*Given task*.
Take every line where the string "which" appears and copy it.

==========

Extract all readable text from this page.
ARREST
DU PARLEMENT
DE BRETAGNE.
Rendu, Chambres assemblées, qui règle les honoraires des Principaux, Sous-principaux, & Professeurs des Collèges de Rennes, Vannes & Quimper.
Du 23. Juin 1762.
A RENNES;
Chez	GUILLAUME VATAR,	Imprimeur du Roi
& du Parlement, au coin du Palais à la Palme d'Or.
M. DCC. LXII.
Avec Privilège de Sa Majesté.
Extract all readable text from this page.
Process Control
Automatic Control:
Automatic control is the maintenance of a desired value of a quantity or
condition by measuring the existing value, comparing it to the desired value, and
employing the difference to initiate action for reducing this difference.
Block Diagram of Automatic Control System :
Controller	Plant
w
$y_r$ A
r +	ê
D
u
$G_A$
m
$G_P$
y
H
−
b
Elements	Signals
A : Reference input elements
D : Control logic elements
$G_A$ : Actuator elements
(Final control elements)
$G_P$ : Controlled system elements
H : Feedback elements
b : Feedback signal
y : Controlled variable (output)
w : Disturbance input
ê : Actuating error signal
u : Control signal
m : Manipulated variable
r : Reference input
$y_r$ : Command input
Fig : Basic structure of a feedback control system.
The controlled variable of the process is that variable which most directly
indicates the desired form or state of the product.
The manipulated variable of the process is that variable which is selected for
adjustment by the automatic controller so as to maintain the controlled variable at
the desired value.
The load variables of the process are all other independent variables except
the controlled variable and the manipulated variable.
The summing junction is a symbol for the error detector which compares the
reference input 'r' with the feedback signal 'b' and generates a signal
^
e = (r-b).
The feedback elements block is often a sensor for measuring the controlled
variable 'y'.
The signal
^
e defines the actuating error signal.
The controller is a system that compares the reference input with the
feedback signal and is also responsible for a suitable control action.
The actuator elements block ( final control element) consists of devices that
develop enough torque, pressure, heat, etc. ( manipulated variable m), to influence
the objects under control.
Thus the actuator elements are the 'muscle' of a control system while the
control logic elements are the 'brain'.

==========

*Solution to the problem*.
The controlled variable of the process is that variable which most directly
The manipulated variable of the process is that variable which is selected for
The summing junction is a symbol for the error detector which compares the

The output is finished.